## START Data for this exercise

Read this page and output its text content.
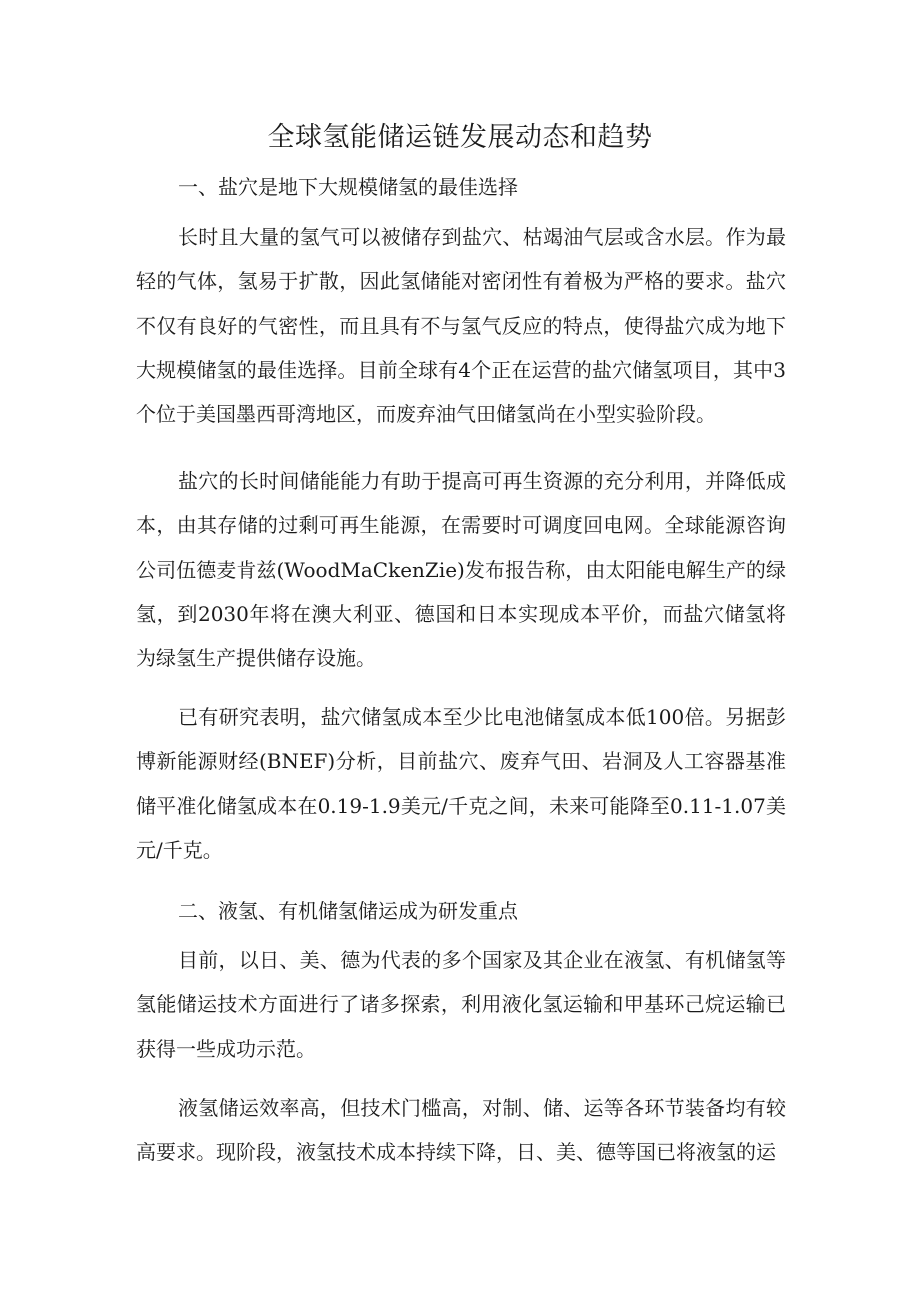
全球氢能储运链发展动态和趋势
一、盐穴是地下大规模储氢的最佳选择

长时且大量的氢气可以被储存到盐穴、枯竭油气层或含水层。作为最轻的气体，氢易于扩散，因此氢储能对密闭性有着极为严格的要求。盐穴不仅有良好的气密性，而且具有不与氢气反应的特点，使得盐穴成为地下大规模储氢的最佳选择。目前全球有4个正在运营的盐穴储氢项目，其中3个位于美国墨西哥湾地区，而废弃油气田储氢尚在小型实验阶段。

盐穴的长时间储能能力有助于提高可再生资源的充分利用，并降低成本，由其存储的过剩可再生能源，在需要时可调度回电网。全球能源咨询公司伍德麦肯兹(WoodMaCkenZie)发布报告称，由太阳能电解生产的绿氢，到2030年将在澳大利亚、德国和日本实现成本平价，而盐穴储氢将为绿氢生产提供储存设施。

已有研究表明，盐穴储氢成本至少比电池储氢成本低100倍。另据彭博新能源财经(BNEF)分析，目前盐穴、废弃气田、岩洞及人工容器基准储平准化储氢成本在0.19-1.9美元/千克之间，未来可能降至0.11-1.07美元/千克。

二、液氢、有机储氢储运成为研发重点

目前，以日、美、德为代表的多个国家及其企业在液氢、有机储氢等氢能储运技术方面进行了诸多探索，利用液化氢运输和甲基环己烷运输已获得一些成功示范。

液氢储运效率高，但技术门槛高，对制、储、运等各环节装备均有较高要求。现阶段，液氢技术成本持续下降，日、美、德等国已将液氢的运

## END Data for this exercise

Will you restate every entry word for word and omit the images?

Reply ->
Read this page and output its text content.
全球氢能储运链发展动态和趋势
一、盐穴是地下大规模储氢的最佳选择

长时且大量的氢气可以被储存到盐穴、枯竭油气层或含水层。作为最轻的气体，氢易于扩散，因此氢储能对密闭性有着极为严格的要求。盐穴不仅有良好的气密性，而且具有不与氢气反应的特点，使得盐穴成为地下大规模储氢的最佳选择。目前全球有4个正在运营的盐穴储氢项目，其中3个位于美国墨西哥湾地区，而废弃油气田储氢尚在小型实验阶段。

盐穴的长时间储能能力有助于提高可再生资源的充分利用，并降低成本，由其存储的过剩可再生能源，在需要时可调度回电网。全球能源咨询公司伍德麦肯兹(WoodMaCkenZie)发布报告称，由太阳能电解生产的绿氢，到2030年将在澳大利亚、德国和日本实现成本平价，而盐穴储氢将为绿氢生产提供储存设施。

已有研究表明，盐穴储氢成本至少比电池储氢成本低100倍。另据彭博新能源财经(BNEF)分析，目前盐穴、废弃气田、岩洞及人工容器基准储平准化储氢成本在0.19-1.9美元/千克之间，未来可能降至0.11-1.07美元/千克。

二、液氢、有机储氢储运成为研发重点

目前，以日、美、德为代表的多个国家及其企业在液氢、有机储氢等氢能储运技术方面进行了诸多探索，利用液化氢运输和甲基环己烷运输已获得一些成功示范。

液氢储运效率高，但技术门槛高，对制、储、运等各环节装备均有较高要求。现阶段，液氢技术成本持续下降，日、美、德等国已将液氢的运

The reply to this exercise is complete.